YOUR GOAL:
All entries must be repeated exactly; do not include the pictures.

:::::

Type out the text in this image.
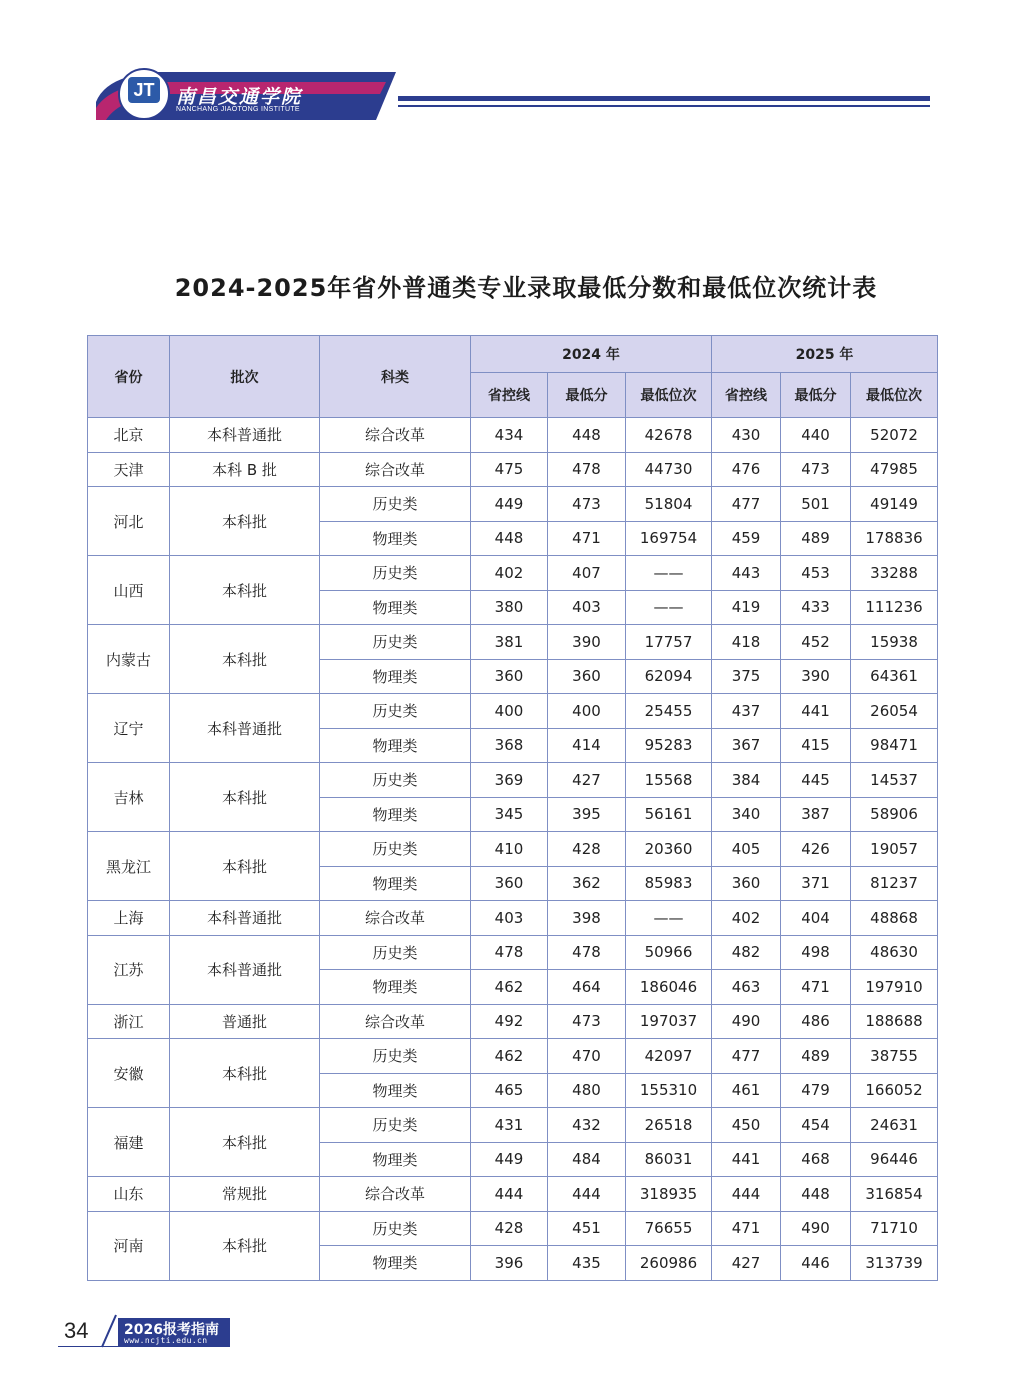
JT 南昌交通学院
NANCHANG JIAOTONG INSTITUTE
2024-2025年省外普通类专业录取最低分数和最低位次统计表
省份	批次	科类	2024 年			2025 年		
			省控线	最低分	最低位次	省控线	最低分	最低位次
北京	本科普通批	综合改革	434	448	42678	430	440	52072
天津	本科 B 批	综合改革	475	478	44730	476	473	47985
河北	本科批	历史类	449	473	51804	477	501	49149
		物理类	448	471	169754	459	489	178836
山西	本科批	历史类	402	407	——	443	453	33288
		物理类	380	403	——	419	433	111236
内蒙古	本科批	历史类	381	390	17757	418	452	15938
		物理类	360	360	62094	375	390	64361
辽宁	本科普通批	历史类	400	400	25455	437	441	26054
		物理类	368	414	95283	367	415	98471
吉林	本科批	历史类	369	427	15568	384	445	14537
		物理类	345	395	56161	340	387	58906
黑龙江	本科批	历史类	410	428	20360	405	426	19057
		物理类	360	362	85983	360	371	81237
上海	本科普通批	综合改革	403	398	——	402	404	48868
江苏	本科普通批	历史类	478	478	50966	482	498	48630
		物理类	462	464	186046	463	471	197910
浙江	普通批	综合改革	492	473	197037	490	486	188688
安徽	本科批	历史类	462	470	42097	477	489	38755
		物理类	465	480	155310	461	479	166052
福建	本科批	历史类	431	432	26518	450	454	24631
		物理类	449	484	86031	441	468	96446
山东	常规批	综合改革	444	444	318935	444	448	316854
河南	本科批	历史类	428	451	76655	471	490	71710
		物理类	396	435	260986	427	446	313739
34	2026报考指南
www.ncjti.edu.cn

:::::

SOLUTION FOR THIS TASK:
Type out the text in this image.
JT 南昌交通学院
NANCHANG JIAOTONG INSTITUTE
2024-2025年省外普通类专业录取最低分数和最低位次统计表
省份	批次	科类	2024 年			2025 年		
			省控线	最低分	最低位次	省控线	最低分	最低位次
北京	本科普通批	综合改革	434	448	42678	430	440	52072
天津	本科 B 批	综合改革	475	478	44730	476	473	47985
河北	本科批	历史类	449	473	51804	477	501	49149
		物理类	448	471	169754	459	489	178836
山西	本科批	历史类	402	407	——	443	453	33288
		物理类	380	403	——	419	433	111236
内蒙古	本科批	历史类	381	390	17757	418	452	15938
		物理类	360	360	62094	375	390	64361
辽宁	本科普通批	历史类	400	400	25455	437	441	26054
		物理类	368	414	95283	367	415	98471
吉林	本科批	历史类	369	427	15568	384	445	14537
		物理类	345	395	56161	340	387	58906
黑龙江	本科批	历史类	410	428	20360	405	426	19057
		物理类	360	362	85983	360	371	81237
上海	本科普通批	综合改革	403	398	——	402	404	48868
江苏	本科普通批	历史类	478	478	50966	482	498	48630
		物理类	462	464	186046	463	471	197910
浙江	普通批	综合改革	492	473	197037	490	486	188688
安徽	本科批	历史类	462	470	42097	477	489	38755
		物理类	465	480	155310	461	479	166052
福建	本科批	历史类	431	432	26518	450	454	24631
		物理类	449	484	86031	441	468	96446
山东	常规批	综合改革	444	444	318935	444	448	316854
河南	本科批	历史类	428	451	76655	471	490	71710
		物理类	396	435	260986	427	446	313739
34	2026报考指南
www.ncjti.edu.cn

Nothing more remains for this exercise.